### Exercise materials ###

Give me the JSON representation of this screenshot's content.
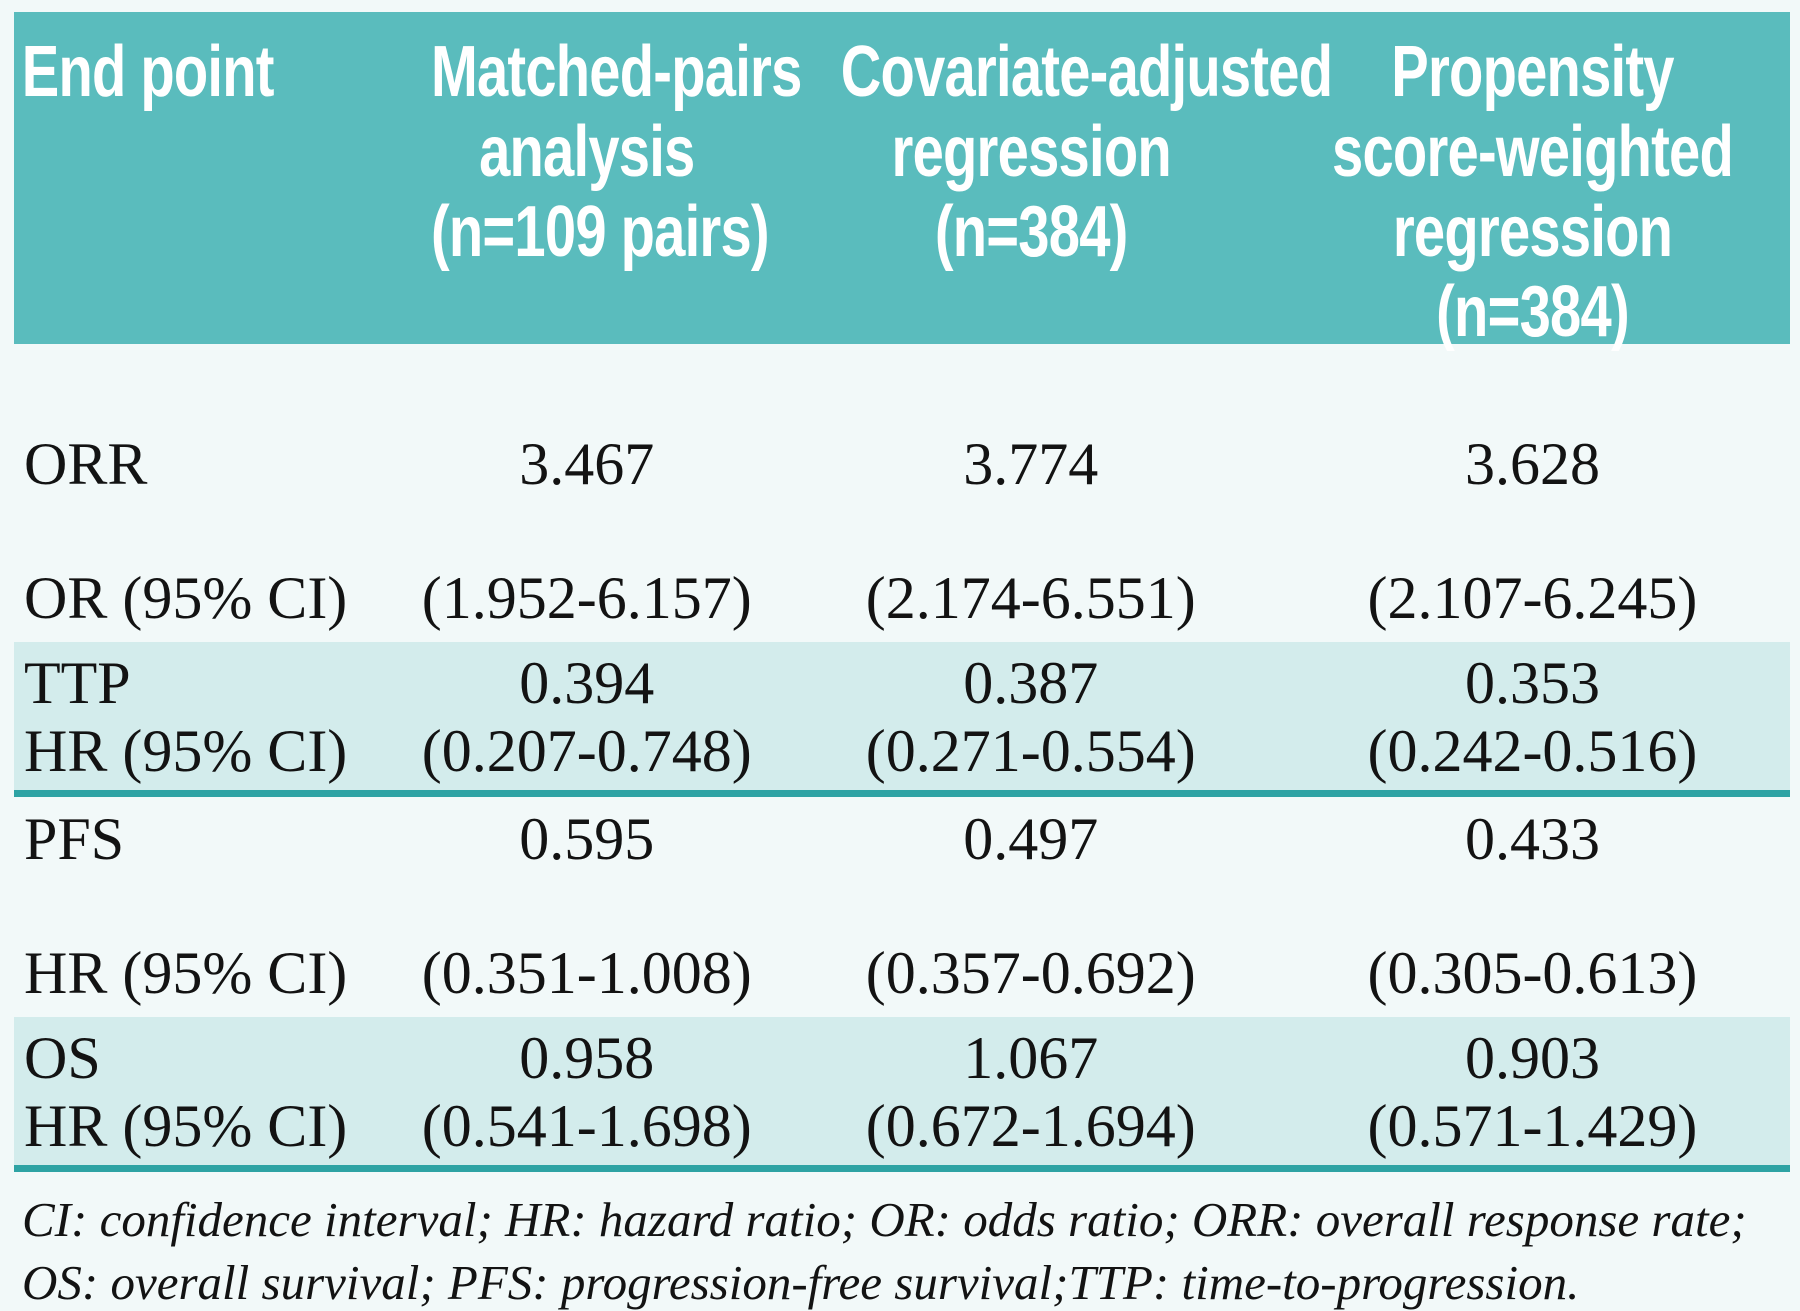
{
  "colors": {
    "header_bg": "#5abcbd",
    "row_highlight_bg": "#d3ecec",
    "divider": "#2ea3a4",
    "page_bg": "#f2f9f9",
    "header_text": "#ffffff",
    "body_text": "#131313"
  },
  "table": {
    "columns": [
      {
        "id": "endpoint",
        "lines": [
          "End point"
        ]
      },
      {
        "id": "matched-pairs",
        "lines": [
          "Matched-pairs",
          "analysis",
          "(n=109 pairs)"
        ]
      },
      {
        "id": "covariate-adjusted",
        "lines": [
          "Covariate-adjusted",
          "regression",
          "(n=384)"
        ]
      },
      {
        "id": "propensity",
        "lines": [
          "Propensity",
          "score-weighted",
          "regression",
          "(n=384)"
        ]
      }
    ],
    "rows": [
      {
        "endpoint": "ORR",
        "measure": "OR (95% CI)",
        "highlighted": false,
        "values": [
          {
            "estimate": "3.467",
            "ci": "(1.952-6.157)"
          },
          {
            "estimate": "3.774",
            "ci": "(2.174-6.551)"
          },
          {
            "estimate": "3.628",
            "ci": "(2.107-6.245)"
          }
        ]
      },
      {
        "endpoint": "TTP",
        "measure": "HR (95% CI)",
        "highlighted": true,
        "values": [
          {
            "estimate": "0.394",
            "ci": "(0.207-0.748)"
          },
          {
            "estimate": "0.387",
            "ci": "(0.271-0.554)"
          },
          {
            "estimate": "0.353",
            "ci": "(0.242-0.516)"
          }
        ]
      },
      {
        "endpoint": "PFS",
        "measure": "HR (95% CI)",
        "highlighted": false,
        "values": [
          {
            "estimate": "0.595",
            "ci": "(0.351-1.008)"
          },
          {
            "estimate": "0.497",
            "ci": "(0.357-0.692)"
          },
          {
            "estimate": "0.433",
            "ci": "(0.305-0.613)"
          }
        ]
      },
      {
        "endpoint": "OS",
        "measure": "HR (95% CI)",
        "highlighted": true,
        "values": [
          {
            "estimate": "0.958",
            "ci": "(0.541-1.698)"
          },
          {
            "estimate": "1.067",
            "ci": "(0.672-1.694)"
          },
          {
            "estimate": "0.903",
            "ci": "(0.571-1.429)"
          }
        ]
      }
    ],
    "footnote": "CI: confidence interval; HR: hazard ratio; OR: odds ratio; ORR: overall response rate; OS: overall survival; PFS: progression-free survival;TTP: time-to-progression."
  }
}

###

» Exercise aim: In the records above, locate every line with the string "pairs" and copy it.

» Solution for this task:
        "id": "matched-pairs",
          "Matched-pairs",
          "(n=109 pairs)"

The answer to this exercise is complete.